EXERCISE BRIEF:
Transcribe every entry word for word, leaving out all images.

────────

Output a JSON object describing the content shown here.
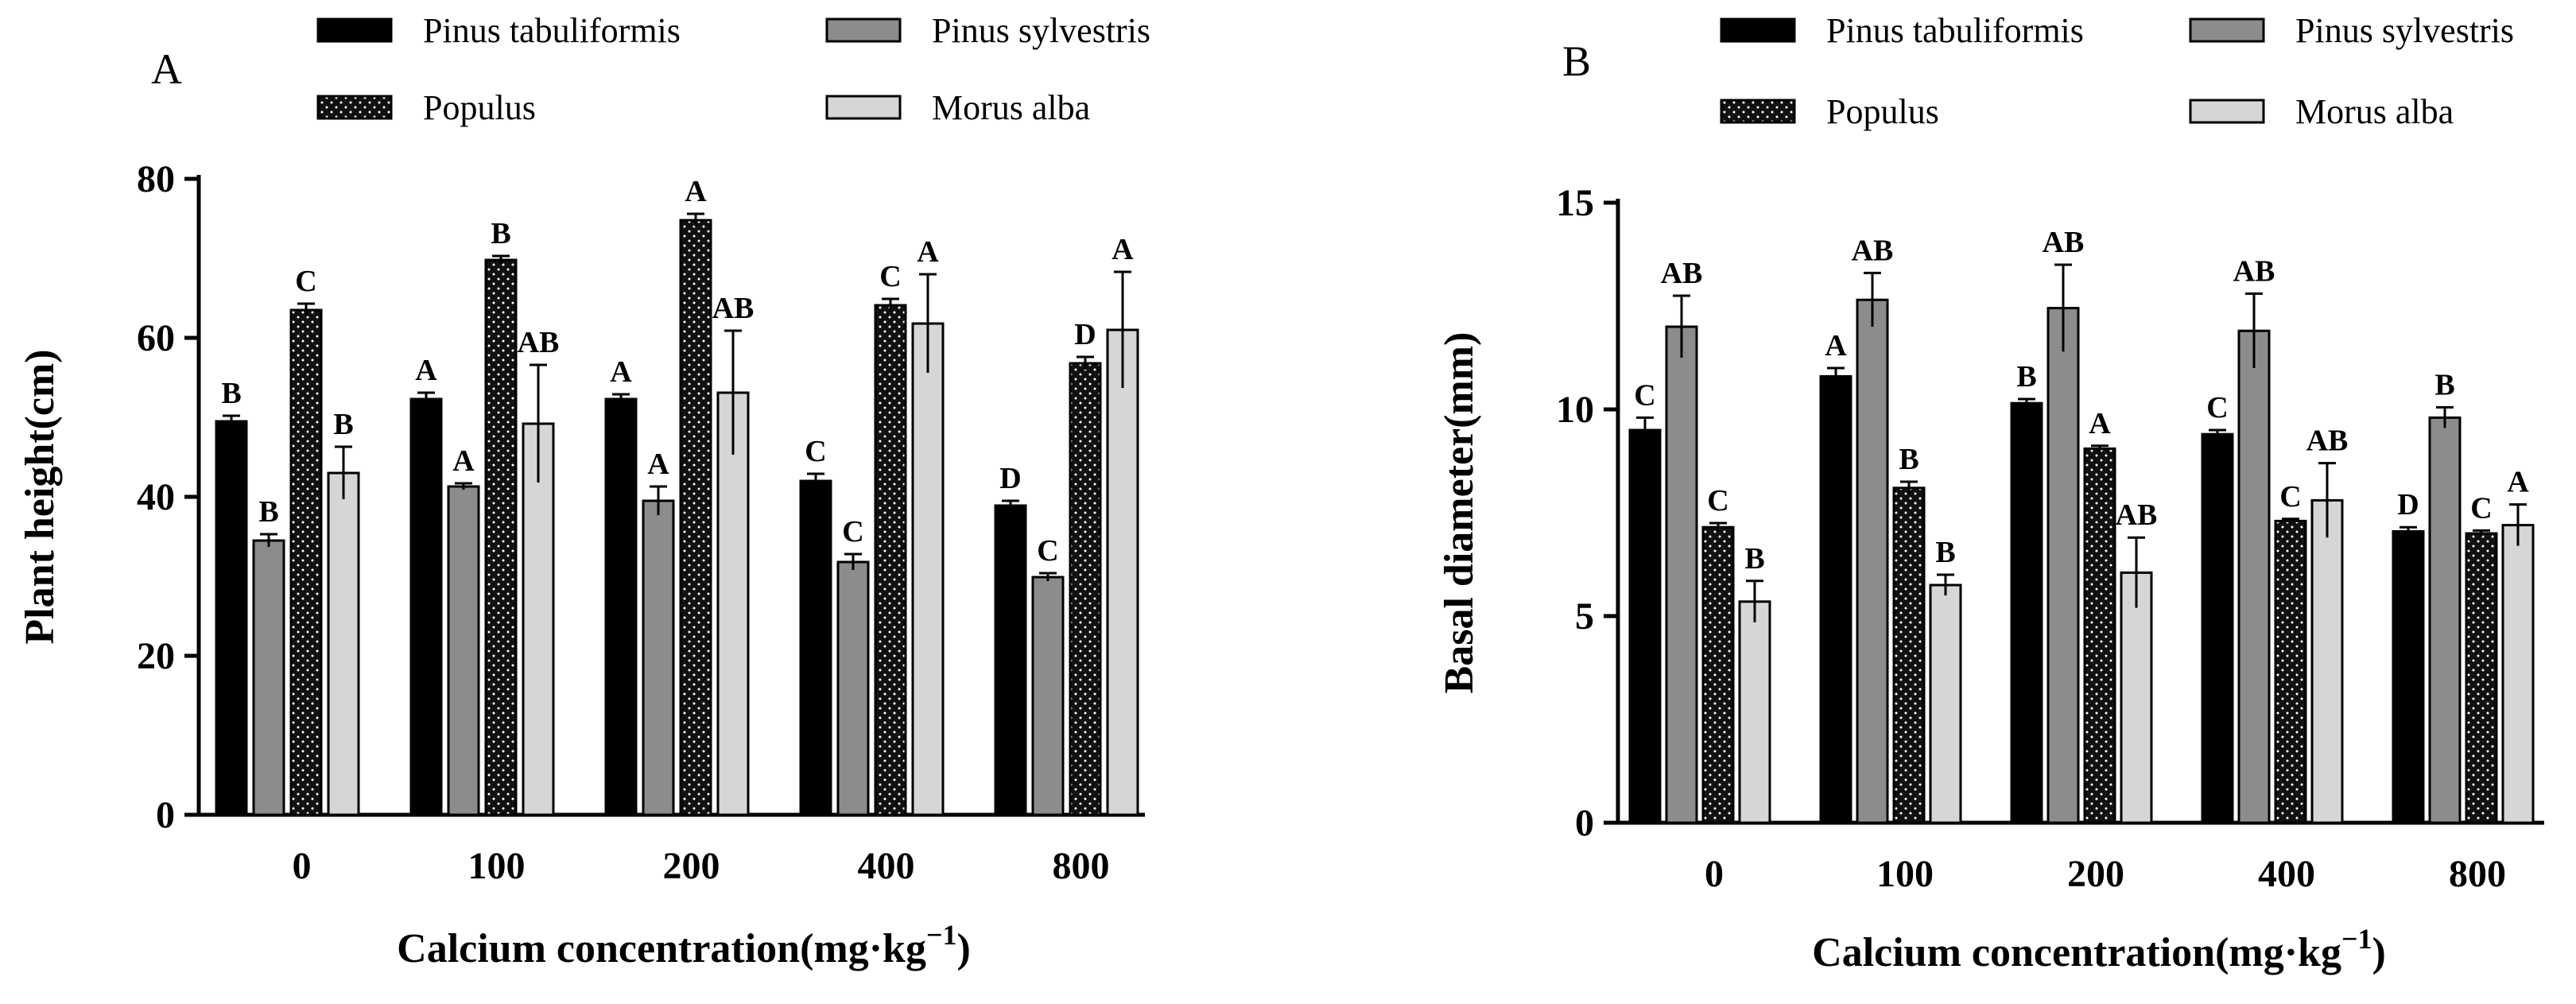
{
  "colors": {
    "pinus_tabuliformis": "#000000",
    "pinus_sylvestris": "#8c8c8c",
    "populus": "#111111",
    "morus_alba": "#d6d6d6"
  },
  "chart_data": [
    {
      "type": "bar",
      "panel_label": "A",
      "title": "",
      "xlabel": "Calcium concentration(mg·kg",
      "xlabel_sup": "−1",
      "xlabel_close": ")",
      "ylabel": "Plant height(cm)",
      "ylim": [
        0,
        80
      ],
      "yticks": [
        0,
        20,
        40,
        60,
        80
      ],
      "grid": false,
      "legend_position": "top",
      "categories": [
        "0",
        "100",
        "200",
        "400",
        "800"
      ],
      "series": [
        {
          "name": "Pinus tabuliformis",
          "values": [
            49.5,
            52.3,
            52.3,
            42.0,
            38.9
          ],
          "errors": [
            0.7,
            0.8,
            0.6,
            0.9,
            0.6
          ],
          "labels": [
            "B",
            "A",
            "A",
            "C",
            "D"
          ]
        },
        {
          "name": "Pinus sylvestris",
          "values": [
            34.5,
            41.3,
            39.5,
            31.8,
            29.9
          ],
          "errors": [
            0.8,
            0.4,
            1.8,
            1.0,
            0.5
          ],
          "labels": [
            "B",
            "A",
            "A",
            "C",
            "C"
          ]
        },
        {
          "name": "Populus",
          "values": [
            63.5,
            69.8,
            74.8,
            64.1,
            56.8
          ],
          "errors": [
            0.8,
            0.5,
            0.8,
            0.8,
            0.8
          ],
          "labels": [
            "C",
            "B",
            "A",
            "C",
            "D"
          ]
        },
        {
          "name": "Morus alba",
          "values": [
            43.0,
            49.2,
            53.1,
            61.8,
            61.0
          ],
          "errors": [
            3.3,
            7.4,
            7.8,
            6.2,
            7.3
          ],
          "labels": [
            "B",
            "AB",
            "AB",
            "A",
            "A"
          ]
        }
      ]
    },
    {
      "type": "bar",
      "panel_label": "B",
      "title": "",
      "xlabel": "Calcium concentration(mg·kg",
      "xlabel_sup": "−1",
      "xlabel_close": ")",
      "ylabel": "Basal diameter(mm)",
      "ylim": [
        0,
        15
      ],
      "yticks": [
        0,
        5,
        10,
        15
      ],
      "grid": false,
      "legend_position": "top",
      "categories": [
        "0",
        "100",
        "200",
        "400",
        "800"
      ],
      "series": [
        {
          "name": "Pinus tabuliformis",
          "values": [
            9.5,
            10.8,
            10.15,
            9.4,
            7.05
          ],
          "errors": [
            0.3,
            0.2,
            0.1,
            0.1,
            0.1
          ],
          "labels": [
            "C",
            "A",
            "B",
            "C",
            "D"
          ]
        },
        {
          "name": "Pinus sylvestris",
          "values": [
            12.0,
            12.65,
            12.45,
            11.9,
            9.8
          ],
          "errors": [
            0.75,
            0.65,
            1.05,
            0.9,
            0.25
          ],
          "labels": [
            "AB",
            "AB",
            "AB",
            "AB",
            "B"
          ]
        },
        {
          "name": "Populus",
          "values": [
            7.15,
            8.1,
            9.05,
            7.3,
            7.0
          ],
          "errors": [
            0.1,
            0.15,
            0.07,
            0.05,
            0.07
          ],
          "labels": [
            "C",
            "B",
            "A",
            "C",
            "C"
          ]
        },
        {
          "name": "Morus alba",
          "values": [
            5.35,
            5.75,
            6.05,
            7.8,
            7.2
          ],
          "errors": [
            0.5,
            0.25,
            0.85,
            0.9,
            0.5
          ],
          "labels": [
            "B",
            "B",
            "AB",
            "AB",
            "A"
          ]
        }
      ]
    }
  ]
}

────────

CORRECT RESULT:
Output a JSON object describing the content shown here.
{
  "colors": {
    "pinus_tabuliformis": "#000000",
    "pinus_sylvestris": "#8c8c8c",
    "populus": "#111111",
    "morus_alba": "#d6d6d6"
  },
  "chart_data": [
    {
      "type": "bar",
      "panel_label": "A",
      "title": "",
      "xlabel": "Calcium concentration(mg·kg",
      "xlabel_sup": "−1",
      "xlabel_close": ")",
      "ylabel": "Plant height(cm)",
      "ylim": [
        0,
        80
      ],
      "yticks": [
        0,
        20,
        40,
        60,
        80
      ],
      "grid": false,
      "legend_position": "top",
      "categories": [
        "0",
        "100",
        "200",
        "400",
        "800"
      ],
      "series": [
        {
          "name": "Pinus tabuliformis",
          "values": [
            49.5,
            52.3,
            52.3,
            42.0,
            38.9
          ],
          "errors": [
            0.7,
            0.8,
            0.6,
            0.9,
            0.6
          ],
          "labels": [
            "B",
            "A",
            "A",
            "C",
            "D"
          ]
        },
        {
          "name": "Pinus sylvestris",
          "values": [
            34.5,
            41.3,
            39.5,
            31.8,
            29.9
          ],
          "errors": [
            0.8,
            0.4,
            1.8,
            1.0,
            0.5
          ],
          "labels": [
            "B",
            "A",
            "A",
            "C",
            "C"
          ]
        },
        {
          "name": "Populus",
          "values": [
            63.5,
            69.8,
            74.8,
            64.1,
            56.8
          ],
          "errors": [
            0.8,
            0.5,
            0.8,
            0.8,
            0.8
          ],
          "labels": [
            "C",
            "B",
            "A",
            "C",
            "D"
          ]
        },
        {
          "name": "Morus alba",
          "values": [
            43.0,
            49.2,
            53.1,
            61.8,
            61.0
          ],
          "errors": [
            3.3,
            7.4,
            7.8,
            6.2,
            7.3
          ],
          "labels": [
            "B",
            "AB",
            "AB",
            "A",
            "A"
          ]
        }
      ]
    },
    {
      "type": "bar",
      "panel_label": "B",
      "title": "",
      "xlabel": "Calcium concentration(mg·kg",
      "xlabel_sup": "−1",
      "xlabel_close": ")",
      "ylabel": "Basal diameter(mm)",
      "ylim": [
        0,
        15
      ],
      "yticks": [
        0,
        5,
        10,
        15
      ],
      "grid": false,
      "legend_position": "top",
      "categories": [
        "0",
        "100",
        "200",
        "400",
        "800"
      ],
      "series": [
        {
          "name": "Pinus tabuliformis",
          "values": [
            9.5,
            10.8,
            10.15,
            9.4,
            7.05
          ],
          "errors": [
            0.3,
            0.2,
            0.1,
            0.1,
            0.1
          ],
          "labels": [
            "C",
            "A",
            "B",
            "C",
            "D"
          ]
        },
        {
          "name": "Pinus sylvestris",
          "values": [
            12.0,
            12.65,
            12.45,
            11.9,
            9.8
          ],
          "errors": [
            0.75,
            0.65,
            1.05,
            0.9,
            0.25
          ],
          "labels": [
            "AB",
            "AB",
            "AB",
            "AB",
            "B"
          ]
        },
        {
          "name": "Populus",
          "values": [
            7.15,
            8.1,
            9.05,
            7.3,
            7.0
          ],
          "errors": [
            0.1,
            0.15,
            0.07,
            0.05,
            0.07
          ],
          "labels": [
            "C",
            "B",
            "A",
            "C",
            "C"
          ]
        },
        {
          "name": "Morus alba",
          "values": [
            5.35,
            5.75,
            6.05,
            7.8,
            7.2
          ],
          "errors": [
            0.5,
            0.25,
            0.85,
            0.9,
            0.5
          ],
          "labels": [
            "B",
            "B",
            "AB",
            "AB",
            "A"
          ]
        }
      ]
    }
  ]
}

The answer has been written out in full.